-- BEGIN Input --

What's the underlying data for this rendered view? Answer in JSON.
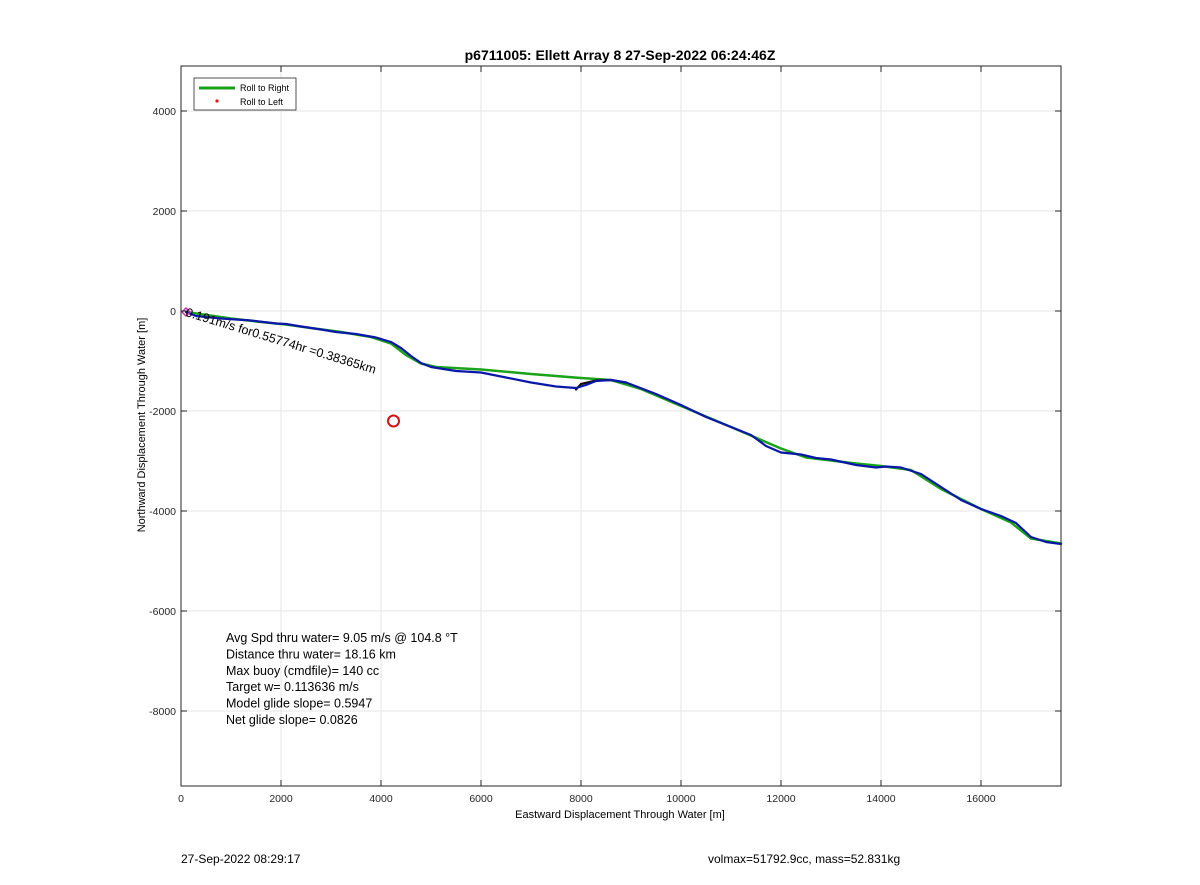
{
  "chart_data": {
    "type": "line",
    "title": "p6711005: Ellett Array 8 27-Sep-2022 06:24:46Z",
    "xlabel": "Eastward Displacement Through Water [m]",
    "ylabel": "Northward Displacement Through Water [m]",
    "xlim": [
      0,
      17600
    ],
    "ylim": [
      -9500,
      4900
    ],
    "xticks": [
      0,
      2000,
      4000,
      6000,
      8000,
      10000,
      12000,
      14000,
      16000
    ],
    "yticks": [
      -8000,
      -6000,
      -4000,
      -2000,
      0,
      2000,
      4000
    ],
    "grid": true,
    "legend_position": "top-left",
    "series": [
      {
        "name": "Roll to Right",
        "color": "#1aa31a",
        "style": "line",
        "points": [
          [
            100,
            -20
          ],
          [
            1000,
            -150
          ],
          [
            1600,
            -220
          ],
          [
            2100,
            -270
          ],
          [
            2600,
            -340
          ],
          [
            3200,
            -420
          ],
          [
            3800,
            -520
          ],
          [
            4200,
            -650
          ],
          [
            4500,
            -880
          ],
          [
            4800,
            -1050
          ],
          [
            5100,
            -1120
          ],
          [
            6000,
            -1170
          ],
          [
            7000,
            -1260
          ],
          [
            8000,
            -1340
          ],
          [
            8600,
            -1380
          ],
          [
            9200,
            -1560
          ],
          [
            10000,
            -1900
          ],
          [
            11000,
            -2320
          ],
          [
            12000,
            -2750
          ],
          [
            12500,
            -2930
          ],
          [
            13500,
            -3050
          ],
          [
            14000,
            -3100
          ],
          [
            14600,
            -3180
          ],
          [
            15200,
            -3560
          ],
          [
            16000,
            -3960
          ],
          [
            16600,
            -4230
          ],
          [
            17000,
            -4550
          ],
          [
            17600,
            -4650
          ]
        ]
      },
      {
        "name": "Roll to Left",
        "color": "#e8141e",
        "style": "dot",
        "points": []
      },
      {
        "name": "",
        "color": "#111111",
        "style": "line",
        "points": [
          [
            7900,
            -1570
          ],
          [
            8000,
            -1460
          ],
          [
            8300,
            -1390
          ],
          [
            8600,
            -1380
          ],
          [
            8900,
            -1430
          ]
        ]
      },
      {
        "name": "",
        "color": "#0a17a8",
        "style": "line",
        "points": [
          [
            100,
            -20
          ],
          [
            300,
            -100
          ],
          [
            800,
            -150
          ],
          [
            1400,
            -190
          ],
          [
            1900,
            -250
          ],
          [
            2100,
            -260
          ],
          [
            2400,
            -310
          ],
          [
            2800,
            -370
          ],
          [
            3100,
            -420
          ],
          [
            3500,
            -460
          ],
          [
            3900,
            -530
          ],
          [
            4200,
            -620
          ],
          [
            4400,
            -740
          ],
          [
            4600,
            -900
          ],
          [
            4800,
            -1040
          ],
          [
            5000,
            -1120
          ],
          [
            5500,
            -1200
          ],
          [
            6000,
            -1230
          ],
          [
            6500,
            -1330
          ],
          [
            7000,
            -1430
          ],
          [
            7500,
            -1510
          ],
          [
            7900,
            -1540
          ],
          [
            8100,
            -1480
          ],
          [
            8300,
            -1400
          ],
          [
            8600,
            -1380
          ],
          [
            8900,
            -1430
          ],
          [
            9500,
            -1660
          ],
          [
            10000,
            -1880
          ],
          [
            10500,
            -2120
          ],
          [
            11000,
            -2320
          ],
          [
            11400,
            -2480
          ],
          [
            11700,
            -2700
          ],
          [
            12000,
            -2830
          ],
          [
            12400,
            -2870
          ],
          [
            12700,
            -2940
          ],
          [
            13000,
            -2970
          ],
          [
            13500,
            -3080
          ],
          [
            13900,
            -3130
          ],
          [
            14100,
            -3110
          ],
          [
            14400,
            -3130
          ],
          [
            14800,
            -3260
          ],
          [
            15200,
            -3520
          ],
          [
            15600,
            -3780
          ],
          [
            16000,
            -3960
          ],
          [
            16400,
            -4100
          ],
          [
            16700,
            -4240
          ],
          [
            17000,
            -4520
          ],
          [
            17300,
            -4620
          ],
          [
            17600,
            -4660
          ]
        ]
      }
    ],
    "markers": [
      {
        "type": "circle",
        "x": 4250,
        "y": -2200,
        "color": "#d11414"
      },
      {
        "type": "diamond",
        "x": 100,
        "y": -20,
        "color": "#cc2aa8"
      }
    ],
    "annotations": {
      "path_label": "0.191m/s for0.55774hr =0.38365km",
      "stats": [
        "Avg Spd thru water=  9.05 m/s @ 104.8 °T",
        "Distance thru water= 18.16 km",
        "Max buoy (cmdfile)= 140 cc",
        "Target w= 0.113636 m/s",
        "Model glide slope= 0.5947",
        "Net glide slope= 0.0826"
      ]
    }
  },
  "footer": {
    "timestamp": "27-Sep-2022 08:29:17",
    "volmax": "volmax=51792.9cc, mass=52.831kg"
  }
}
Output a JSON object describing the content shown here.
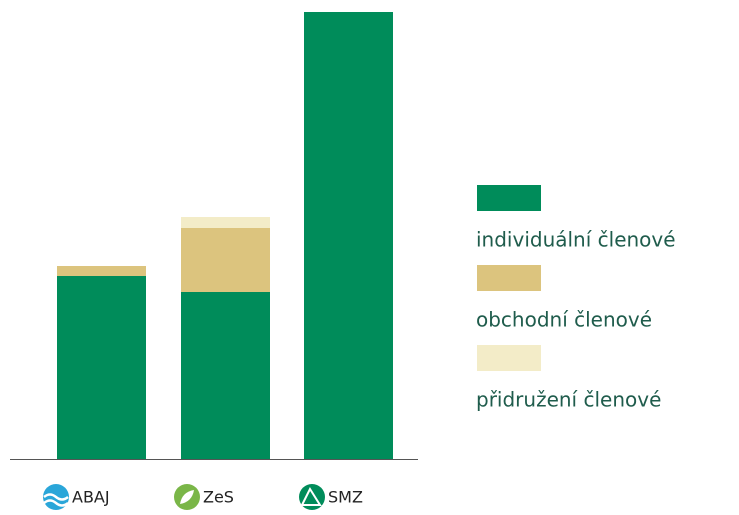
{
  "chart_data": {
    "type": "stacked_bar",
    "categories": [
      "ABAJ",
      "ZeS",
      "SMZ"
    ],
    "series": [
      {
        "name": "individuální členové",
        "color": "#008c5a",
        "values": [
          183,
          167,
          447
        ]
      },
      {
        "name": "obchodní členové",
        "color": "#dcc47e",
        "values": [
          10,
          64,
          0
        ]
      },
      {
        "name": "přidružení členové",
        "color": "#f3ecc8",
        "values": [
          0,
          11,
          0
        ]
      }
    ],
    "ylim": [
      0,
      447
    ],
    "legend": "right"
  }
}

-- END Input --

# Written instruction
Give only the count of lines in this material that contain the string "Displacement".

# Response below
2